• [The task]:
Scan the lines below; pull out those with "text".

• [Material shown]:

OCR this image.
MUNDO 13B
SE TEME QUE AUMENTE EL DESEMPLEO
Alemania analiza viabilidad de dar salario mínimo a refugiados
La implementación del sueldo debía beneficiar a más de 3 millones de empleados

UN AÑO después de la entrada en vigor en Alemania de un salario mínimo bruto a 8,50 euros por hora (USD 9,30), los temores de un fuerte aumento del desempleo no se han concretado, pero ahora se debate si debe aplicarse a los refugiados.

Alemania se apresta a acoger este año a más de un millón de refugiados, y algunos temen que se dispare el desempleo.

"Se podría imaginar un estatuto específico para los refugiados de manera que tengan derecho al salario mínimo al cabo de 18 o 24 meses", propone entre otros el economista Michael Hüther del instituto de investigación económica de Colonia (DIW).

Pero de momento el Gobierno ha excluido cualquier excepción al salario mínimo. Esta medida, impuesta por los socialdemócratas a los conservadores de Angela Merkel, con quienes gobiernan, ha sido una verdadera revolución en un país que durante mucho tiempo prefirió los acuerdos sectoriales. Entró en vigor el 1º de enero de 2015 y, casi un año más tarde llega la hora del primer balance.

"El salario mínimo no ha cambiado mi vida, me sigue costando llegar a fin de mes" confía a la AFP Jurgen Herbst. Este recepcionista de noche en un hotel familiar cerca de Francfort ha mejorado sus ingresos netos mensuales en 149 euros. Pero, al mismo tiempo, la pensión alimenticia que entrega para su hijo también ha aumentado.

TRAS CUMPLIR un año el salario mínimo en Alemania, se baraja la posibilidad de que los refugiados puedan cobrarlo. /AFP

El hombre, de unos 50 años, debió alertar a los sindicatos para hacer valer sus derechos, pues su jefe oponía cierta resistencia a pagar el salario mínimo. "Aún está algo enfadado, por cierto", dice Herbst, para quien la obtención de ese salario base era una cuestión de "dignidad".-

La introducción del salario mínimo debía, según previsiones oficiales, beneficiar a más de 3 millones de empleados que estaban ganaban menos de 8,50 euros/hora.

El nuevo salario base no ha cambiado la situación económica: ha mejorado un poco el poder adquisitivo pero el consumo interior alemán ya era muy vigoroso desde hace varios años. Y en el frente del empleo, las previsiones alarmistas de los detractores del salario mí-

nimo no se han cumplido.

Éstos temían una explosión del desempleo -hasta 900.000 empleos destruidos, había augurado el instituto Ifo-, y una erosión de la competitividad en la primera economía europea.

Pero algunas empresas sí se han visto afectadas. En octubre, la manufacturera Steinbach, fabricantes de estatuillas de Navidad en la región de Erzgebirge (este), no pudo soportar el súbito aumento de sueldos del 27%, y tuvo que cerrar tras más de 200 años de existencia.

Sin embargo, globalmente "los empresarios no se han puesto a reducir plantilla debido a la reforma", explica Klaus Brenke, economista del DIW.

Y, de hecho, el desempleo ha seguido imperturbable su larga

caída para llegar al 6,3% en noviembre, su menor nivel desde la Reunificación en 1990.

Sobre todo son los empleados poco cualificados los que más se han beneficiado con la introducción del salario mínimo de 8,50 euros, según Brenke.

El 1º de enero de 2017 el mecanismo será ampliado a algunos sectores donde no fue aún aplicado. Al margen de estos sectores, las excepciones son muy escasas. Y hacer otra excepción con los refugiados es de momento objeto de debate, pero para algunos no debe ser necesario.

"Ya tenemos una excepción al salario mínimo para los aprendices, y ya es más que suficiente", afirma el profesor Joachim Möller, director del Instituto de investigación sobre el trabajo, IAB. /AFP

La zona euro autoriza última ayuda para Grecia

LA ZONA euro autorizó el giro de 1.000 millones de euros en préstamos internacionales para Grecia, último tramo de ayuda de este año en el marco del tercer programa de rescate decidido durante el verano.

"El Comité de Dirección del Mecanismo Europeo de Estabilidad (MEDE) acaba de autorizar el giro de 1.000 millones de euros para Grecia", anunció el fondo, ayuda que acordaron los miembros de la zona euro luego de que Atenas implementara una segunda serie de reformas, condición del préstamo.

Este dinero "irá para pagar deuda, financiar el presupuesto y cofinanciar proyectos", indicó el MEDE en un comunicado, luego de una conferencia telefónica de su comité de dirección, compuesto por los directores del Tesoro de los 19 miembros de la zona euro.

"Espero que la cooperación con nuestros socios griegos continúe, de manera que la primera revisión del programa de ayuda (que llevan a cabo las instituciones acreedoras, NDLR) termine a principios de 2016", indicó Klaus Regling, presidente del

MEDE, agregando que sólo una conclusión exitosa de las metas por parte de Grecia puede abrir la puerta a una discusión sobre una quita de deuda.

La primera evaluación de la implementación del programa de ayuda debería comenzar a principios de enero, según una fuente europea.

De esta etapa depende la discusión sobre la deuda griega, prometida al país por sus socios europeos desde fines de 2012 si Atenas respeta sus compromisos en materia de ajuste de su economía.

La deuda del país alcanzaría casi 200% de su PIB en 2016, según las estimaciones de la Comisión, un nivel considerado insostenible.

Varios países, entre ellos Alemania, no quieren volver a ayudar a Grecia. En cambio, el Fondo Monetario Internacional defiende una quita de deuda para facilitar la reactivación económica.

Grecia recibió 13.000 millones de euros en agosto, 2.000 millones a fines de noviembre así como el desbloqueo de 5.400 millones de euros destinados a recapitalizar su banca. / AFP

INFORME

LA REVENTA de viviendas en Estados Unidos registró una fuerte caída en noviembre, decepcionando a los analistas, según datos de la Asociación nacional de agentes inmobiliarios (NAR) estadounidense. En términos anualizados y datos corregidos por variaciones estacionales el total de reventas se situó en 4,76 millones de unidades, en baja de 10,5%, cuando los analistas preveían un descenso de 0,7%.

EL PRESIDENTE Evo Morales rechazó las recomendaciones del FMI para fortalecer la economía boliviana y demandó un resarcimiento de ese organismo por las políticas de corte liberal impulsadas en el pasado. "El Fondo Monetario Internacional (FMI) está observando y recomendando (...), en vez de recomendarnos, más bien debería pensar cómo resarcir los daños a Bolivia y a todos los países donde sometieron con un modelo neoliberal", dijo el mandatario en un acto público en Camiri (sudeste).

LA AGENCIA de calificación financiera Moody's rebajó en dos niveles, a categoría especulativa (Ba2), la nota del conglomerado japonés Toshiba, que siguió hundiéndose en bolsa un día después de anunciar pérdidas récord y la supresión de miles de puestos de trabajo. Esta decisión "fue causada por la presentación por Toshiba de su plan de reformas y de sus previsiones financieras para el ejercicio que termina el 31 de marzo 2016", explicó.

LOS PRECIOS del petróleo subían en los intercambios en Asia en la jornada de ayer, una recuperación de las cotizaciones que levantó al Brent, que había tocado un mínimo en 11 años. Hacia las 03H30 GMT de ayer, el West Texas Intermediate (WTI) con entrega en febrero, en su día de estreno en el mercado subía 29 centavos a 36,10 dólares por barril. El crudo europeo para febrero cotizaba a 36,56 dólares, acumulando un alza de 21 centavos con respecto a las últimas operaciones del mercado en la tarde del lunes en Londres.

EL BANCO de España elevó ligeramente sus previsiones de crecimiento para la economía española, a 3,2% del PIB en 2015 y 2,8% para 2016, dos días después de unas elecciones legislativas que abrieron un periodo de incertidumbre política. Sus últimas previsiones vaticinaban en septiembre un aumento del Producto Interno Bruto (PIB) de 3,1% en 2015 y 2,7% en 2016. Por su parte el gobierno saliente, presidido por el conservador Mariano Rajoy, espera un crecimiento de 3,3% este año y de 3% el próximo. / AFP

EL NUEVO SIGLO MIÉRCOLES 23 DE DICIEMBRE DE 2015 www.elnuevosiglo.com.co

* * *

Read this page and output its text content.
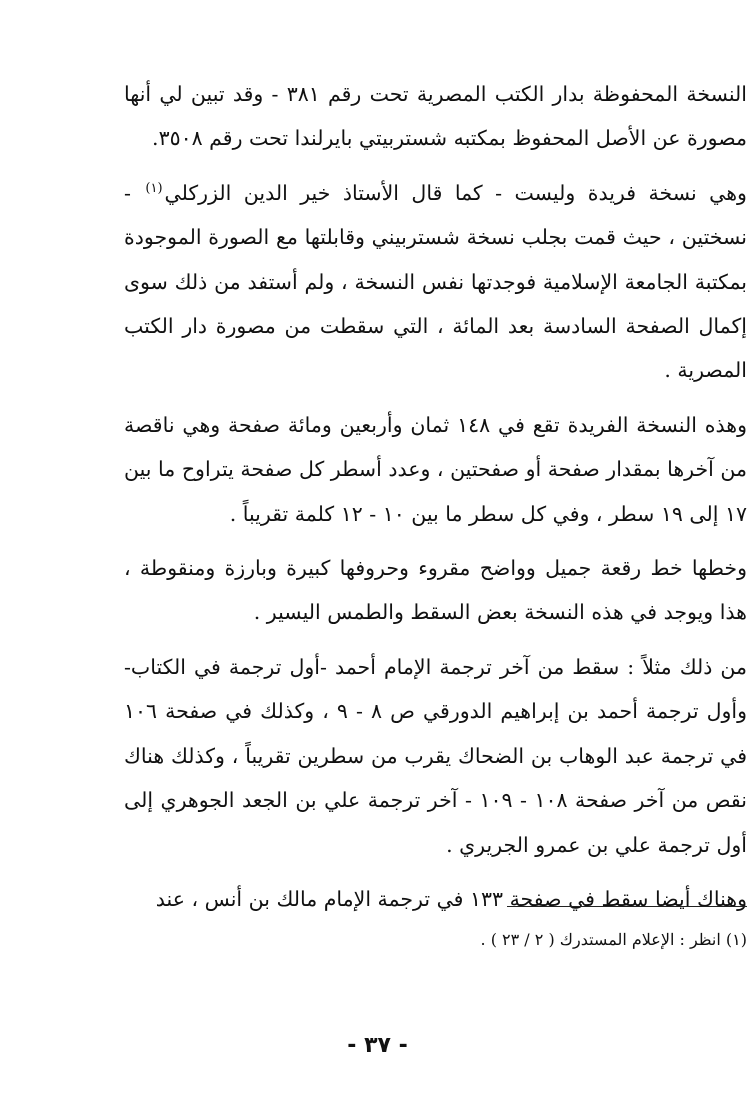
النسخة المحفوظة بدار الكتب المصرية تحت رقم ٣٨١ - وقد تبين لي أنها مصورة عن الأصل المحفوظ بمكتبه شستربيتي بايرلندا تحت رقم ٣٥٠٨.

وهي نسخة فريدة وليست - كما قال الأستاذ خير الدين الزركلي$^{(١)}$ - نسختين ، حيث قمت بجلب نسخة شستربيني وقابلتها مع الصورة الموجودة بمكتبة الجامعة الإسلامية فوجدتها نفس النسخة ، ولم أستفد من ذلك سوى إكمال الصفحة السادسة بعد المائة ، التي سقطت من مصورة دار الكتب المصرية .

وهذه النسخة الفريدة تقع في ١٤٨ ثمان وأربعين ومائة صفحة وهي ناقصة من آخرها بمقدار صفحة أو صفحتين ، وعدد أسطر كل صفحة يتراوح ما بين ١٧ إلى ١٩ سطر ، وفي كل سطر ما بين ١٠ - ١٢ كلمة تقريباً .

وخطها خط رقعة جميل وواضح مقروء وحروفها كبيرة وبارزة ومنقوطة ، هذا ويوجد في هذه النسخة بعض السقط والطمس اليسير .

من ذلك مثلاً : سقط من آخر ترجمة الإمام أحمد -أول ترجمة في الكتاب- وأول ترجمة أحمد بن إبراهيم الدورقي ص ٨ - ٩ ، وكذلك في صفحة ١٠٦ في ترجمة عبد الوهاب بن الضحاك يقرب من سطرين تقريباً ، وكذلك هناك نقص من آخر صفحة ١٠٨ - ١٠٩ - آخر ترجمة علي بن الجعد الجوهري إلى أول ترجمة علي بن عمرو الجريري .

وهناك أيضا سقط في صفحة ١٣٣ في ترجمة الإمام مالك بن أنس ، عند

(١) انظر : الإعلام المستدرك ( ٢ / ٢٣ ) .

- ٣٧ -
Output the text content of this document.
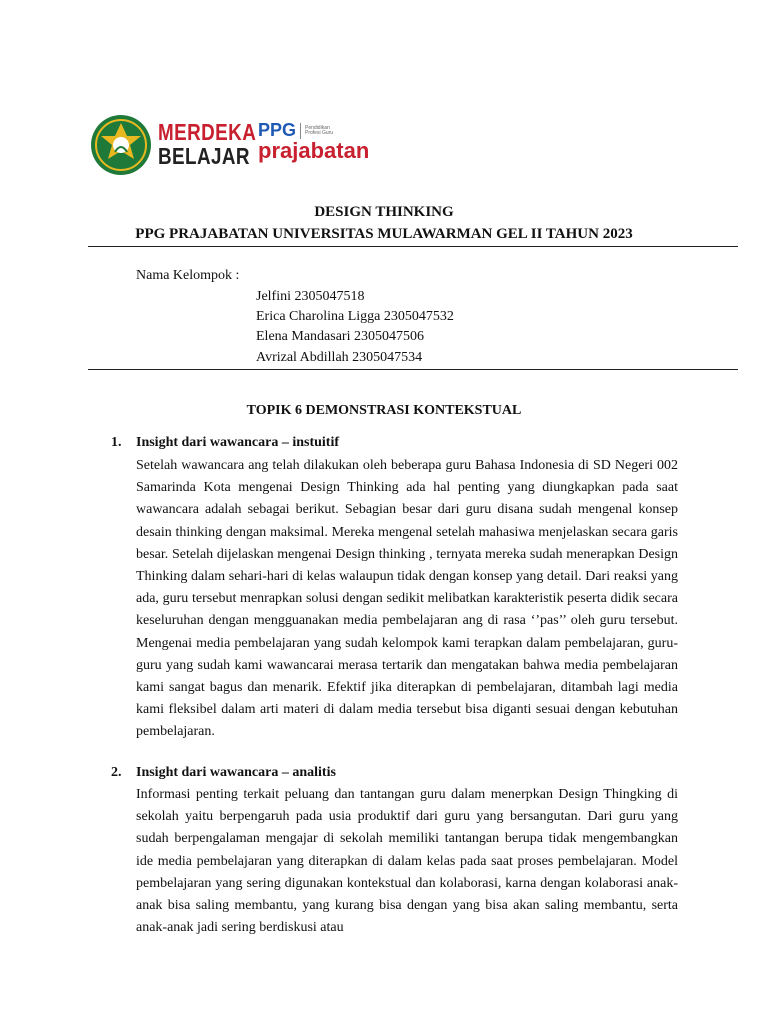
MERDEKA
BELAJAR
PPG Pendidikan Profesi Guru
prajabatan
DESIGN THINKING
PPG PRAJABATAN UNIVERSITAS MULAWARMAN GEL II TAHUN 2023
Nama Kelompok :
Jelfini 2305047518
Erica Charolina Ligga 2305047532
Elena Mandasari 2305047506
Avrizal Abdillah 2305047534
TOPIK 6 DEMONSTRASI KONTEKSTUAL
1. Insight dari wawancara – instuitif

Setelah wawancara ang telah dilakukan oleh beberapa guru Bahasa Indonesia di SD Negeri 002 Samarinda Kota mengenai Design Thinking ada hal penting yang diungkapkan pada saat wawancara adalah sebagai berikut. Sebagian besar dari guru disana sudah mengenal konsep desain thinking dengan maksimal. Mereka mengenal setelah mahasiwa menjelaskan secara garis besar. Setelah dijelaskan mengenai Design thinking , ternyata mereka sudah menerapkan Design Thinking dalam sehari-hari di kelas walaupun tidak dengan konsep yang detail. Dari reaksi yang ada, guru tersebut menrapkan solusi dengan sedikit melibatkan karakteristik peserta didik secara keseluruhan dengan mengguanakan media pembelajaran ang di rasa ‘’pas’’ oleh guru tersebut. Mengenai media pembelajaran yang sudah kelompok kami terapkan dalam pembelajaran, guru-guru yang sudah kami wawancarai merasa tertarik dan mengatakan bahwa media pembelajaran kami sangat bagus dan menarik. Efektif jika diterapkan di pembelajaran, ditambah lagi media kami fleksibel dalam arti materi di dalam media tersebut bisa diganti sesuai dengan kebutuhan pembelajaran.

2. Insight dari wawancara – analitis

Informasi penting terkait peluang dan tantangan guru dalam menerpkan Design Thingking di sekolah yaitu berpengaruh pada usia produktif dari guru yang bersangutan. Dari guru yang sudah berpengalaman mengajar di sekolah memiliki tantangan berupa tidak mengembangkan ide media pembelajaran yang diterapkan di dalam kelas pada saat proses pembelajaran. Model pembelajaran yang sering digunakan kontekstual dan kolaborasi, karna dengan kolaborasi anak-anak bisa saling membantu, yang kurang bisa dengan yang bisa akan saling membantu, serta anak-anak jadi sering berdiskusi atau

• [Response to the exercise]:
Read this page and output its text content.
Output the text content of this document.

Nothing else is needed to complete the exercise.